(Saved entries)
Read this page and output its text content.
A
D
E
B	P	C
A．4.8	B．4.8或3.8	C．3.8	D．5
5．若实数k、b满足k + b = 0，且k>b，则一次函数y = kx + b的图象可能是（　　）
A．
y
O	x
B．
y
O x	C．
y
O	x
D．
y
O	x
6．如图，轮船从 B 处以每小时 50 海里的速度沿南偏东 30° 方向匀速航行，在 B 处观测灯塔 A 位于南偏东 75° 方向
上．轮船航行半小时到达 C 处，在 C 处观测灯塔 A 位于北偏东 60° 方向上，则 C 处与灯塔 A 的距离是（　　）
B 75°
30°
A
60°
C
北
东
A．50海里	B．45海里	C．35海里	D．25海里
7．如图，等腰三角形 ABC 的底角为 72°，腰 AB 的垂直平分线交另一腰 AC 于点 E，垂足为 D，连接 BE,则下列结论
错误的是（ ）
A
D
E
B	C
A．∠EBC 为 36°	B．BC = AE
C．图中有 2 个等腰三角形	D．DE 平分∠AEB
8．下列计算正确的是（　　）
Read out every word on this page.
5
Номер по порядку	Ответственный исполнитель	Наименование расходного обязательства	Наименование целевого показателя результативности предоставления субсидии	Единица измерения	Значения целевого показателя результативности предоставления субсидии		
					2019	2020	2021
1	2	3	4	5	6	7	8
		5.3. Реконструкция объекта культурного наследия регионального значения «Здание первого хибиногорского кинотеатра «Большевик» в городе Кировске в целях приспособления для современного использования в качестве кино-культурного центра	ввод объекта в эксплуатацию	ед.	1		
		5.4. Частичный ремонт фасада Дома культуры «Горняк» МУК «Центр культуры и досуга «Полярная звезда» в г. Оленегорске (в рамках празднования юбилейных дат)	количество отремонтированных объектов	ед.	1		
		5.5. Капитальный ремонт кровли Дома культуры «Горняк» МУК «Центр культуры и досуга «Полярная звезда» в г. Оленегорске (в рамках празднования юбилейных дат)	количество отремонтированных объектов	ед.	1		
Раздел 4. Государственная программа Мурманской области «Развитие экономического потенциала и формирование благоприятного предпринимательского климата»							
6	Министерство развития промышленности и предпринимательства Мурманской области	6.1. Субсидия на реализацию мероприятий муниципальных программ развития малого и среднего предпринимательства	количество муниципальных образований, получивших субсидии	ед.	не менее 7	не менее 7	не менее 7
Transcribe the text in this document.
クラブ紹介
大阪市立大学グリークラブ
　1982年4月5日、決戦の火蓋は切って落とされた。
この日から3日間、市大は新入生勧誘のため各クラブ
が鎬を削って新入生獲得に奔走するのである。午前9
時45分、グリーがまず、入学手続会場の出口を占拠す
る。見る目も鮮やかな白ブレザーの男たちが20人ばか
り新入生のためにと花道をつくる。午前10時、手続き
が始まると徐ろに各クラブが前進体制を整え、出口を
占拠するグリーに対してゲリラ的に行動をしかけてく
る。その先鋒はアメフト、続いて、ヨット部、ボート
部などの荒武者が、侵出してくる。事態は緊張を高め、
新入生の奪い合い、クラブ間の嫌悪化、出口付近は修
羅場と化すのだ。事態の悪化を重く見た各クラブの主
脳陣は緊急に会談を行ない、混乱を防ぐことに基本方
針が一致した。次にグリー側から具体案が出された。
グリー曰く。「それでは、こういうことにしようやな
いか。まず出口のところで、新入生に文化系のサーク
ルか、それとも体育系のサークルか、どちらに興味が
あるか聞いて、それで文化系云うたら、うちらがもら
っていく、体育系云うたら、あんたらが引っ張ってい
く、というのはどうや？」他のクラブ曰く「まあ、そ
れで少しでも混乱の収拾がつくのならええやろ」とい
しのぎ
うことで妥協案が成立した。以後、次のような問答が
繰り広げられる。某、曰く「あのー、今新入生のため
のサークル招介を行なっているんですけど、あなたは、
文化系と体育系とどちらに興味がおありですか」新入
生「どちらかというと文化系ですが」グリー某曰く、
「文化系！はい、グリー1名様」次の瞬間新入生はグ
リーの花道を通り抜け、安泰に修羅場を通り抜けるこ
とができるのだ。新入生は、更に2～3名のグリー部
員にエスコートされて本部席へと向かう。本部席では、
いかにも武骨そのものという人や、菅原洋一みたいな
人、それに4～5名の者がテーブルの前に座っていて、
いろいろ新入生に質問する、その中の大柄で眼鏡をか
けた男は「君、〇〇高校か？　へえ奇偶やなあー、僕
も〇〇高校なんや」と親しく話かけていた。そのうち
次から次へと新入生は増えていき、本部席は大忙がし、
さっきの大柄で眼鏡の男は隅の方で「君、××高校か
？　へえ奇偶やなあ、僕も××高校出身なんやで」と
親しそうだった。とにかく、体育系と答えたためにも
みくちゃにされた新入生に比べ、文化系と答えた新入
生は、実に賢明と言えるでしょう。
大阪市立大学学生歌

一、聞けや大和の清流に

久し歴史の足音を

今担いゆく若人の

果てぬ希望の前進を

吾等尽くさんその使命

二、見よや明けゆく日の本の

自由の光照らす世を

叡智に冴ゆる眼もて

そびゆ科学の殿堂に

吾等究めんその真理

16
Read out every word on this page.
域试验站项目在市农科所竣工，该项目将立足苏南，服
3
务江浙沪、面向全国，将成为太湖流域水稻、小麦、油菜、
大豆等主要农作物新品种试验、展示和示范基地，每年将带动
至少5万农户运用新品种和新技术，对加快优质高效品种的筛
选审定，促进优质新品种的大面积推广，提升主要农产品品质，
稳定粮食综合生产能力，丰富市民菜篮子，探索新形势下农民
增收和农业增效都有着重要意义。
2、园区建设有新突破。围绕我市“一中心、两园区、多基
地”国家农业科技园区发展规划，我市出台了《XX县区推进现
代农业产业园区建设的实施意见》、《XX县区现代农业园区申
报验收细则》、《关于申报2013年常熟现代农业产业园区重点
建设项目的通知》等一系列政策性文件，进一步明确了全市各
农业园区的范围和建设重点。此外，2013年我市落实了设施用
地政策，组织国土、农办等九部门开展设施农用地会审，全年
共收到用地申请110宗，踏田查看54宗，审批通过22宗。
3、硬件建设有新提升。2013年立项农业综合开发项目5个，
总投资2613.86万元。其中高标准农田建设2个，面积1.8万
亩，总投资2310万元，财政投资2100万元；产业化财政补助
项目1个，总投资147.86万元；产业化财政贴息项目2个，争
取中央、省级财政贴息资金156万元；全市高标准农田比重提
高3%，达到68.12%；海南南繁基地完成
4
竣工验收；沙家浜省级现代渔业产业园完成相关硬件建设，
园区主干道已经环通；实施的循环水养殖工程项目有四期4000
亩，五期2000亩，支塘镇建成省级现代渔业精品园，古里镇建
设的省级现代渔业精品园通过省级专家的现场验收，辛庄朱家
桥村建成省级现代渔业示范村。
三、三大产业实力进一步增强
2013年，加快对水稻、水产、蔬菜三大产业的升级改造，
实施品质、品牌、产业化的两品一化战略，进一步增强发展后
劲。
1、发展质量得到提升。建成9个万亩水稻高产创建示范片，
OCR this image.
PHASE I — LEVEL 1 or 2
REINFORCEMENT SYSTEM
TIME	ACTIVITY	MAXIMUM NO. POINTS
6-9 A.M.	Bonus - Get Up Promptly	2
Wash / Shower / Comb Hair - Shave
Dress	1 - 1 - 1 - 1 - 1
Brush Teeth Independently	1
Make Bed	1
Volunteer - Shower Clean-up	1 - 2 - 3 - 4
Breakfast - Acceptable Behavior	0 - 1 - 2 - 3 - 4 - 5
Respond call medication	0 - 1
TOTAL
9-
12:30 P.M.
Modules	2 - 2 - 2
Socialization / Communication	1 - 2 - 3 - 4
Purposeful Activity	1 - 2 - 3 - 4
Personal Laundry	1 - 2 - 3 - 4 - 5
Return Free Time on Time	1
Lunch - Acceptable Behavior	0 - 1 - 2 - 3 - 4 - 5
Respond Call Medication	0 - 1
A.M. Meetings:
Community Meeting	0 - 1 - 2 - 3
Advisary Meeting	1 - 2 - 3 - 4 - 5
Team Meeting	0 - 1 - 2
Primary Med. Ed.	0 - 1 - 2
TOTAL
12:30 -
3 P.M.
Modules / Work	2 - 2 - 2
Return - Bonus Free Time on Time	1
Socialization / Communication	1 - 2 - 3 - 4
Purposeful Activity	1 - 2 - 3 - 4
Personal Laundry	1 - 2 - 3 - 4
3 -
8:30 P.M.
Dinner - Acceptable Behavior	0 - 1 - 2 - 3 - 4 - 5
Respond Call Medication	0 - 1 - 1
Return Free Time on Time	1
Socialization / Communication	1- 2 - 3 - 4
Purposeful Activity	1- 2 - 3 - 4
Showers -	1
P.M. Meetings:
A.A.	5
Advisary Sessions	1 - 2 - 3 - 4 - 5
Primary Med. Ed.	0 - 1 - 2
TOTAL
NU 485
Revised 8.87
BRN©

STATED EXERCISE: Count each line with "юбилейных" in it and report that figure by itself.

RESULT: 2